[Excerpts from a figure dataset]
start
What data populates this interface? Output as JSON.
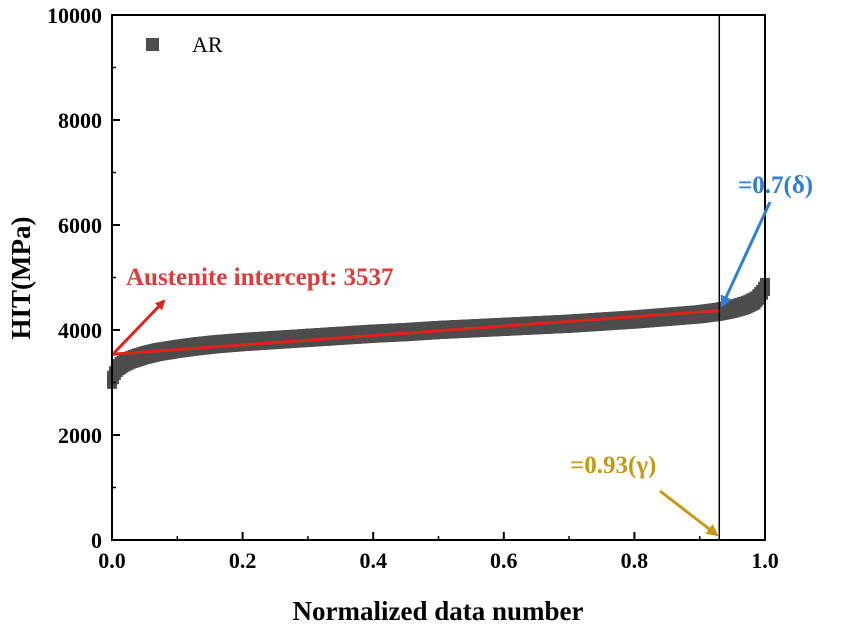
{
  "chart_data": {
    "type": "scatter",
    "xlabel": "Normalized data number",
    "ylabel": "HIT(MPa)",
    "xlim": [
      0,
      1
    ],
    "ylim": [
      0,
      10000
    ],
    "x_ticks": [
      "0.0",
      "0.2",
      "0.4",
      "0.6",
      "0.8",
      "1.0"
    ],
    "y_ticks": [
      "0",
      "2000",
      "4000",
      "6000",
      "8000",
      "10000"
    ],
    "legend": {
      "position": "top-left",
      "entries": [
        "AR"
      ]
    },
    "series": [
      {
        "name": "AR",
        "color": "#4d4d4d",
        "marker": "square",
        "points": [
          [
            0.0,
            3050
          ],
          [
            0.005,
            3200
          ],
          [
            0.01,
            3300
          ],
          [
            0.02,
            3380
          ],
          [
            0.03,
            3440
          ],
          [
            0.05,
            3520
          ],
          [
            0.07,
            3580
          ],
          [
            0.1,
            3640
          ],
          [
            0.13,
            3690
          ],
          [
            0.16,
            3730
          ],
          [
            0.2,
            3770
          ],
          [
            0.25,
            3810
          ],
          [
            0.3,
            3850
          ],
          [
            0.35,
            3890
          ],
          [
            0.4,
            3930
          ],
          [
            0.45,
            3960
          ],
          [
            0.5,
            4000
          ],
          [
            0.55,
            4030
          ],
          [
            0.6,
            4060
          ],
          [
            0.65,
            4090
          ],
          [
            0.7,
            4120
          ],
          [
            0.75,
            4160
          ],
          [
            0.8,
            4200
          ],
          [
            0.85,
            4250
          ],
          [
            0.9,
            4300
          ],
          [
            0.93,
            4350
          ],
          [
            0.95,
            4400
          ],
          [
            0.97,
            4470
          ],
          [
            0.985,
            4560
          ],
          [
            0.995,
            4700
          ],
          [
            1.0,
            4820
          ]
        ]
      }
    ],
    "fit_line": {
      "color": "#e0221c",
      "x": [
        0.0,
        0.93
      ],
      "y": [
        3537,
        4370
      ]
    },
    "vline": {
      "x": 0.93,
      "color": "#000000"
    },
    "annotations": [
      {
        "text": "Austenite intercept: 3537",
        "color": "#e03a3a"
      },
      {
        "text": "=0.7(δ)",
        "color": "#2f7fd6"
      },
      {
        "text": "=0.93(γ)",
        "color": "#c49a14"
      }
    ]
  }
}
end
start
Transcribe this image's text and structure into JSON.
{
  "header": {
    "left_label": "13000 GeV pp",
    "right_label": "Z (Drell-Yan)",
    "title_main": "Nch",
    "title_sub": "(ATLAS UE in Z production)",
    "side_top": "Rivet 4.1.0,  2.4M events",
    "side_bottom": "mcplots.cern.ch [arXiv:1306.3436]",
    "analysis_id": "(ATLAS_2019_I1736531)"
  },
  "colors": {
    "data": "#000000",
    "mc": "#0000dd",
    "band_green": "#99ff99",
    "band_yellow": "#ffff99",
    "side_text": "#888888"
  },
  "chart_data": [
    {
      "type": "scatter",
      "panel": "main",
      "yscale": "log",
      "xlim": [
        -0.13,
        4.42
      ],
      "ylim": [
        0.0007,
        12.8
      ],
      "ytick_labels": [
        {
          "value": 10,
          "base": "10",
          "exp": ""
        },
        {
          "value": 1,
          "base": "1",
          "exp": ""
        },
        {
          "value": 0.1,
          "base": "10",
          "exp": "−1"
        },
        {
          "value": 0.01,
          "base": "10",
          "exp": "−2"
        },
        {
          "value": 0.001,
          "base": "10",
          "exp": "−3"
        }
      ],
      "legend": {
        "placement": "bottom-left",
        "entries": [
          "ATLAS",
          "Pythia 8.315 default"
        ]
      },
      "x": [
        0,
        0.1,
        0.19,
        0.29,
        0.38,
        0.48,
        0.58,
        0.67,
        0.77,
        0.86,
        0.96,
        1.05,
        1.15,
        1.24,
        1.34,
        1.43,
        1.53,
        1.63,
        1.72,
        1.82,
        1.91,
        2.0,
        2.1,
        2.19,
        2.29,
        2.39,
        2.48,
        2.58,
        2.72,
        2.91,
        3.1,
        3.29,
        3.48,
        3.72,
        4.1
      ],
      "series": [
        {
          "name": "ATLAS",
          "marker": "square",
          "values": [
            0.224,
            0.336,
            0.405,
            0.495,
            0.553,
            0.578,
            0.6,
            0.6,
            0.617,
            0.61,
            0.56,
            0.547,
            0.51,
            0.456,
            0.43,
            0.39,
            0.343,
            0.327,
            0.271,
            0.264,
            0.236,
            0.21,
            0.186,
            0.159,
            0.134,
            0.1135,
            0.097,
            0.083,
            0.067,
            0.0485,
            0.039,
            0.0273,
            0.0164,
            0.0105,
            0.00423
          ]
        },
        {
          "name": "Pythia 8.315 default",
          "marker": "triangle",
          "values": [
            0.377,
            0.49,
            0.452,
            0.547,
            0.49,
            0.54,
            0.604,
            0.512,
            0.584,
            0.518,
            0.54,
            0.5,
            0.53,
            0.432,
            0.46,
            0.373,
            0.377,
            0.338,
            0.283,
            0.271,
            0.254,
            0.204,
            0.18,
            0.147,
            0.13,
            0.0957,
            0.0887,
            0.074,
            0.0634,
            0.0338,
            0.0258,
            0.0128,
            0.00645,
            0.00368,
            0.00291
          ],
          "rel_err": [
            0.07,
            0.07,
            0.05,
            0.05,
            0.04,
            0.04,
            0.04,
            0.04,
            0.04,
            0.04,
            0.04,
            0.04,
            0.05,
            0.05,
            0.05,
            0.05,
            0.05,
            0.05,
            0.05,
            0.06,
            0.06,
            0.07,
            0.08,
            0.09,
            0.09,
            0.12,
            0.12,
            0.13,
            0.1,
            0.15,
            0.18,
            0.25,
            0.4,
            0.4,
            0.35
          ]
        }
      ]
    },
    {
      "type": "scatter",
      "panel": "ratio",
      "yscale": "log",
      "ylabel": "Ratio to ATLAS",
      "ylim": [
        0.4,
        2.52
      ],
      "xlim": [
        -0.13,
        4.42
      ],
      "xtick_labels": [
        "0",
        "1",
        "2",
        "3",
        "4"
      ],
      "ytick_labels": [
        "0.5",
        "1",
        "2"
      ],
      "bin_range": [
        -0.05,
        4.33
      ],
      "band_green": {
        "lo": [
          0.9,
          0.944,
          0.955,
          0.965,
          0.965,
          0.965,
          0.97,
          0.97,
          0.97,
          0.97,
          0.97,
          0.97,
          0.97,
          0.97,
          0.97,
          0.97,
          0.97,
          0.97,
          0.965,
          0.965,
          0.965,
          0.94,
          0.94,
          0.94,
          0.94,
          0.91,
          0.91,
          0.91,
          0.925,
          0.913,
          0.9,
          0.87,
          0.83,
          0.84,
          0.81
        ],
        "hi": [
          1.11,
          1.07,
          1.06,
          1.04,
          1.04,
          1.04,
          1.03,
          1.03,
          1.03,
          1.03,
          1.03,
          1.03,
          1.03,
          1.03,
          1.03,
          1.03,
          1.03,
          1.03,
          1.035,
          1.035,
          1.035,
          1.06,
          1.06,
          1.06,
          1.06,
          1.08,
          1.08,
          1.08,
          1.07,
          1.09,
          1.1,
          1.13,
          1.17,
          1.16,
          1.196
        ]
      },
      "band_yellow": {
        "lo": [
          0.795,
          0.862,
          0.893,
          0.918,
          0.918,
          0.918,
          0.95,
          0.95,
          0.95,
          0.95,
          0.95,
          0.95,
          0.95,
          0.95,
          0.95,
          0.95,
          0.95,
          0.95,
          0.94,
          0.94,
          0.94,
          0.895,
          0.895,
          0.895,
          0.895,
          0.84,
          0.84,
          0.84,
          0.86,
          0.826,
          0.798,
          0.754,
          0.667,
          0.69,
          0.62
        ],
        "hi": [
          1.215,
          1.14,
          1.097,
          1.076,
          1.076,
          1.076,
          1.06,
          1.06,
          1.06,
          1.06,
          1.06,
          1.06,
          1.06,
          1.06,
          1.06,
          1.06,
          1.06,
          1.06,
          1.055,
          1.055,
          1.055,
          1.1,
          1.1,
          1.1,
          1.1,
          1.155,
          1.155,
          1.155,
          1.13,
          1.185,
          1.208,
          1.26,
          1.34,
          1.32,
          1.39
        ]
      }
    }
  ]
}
end
Check each line above for the string "Pythia" and show the ones that have it.

          "Pythia 8.315 default"
          "name": "Pythia 8.315 default",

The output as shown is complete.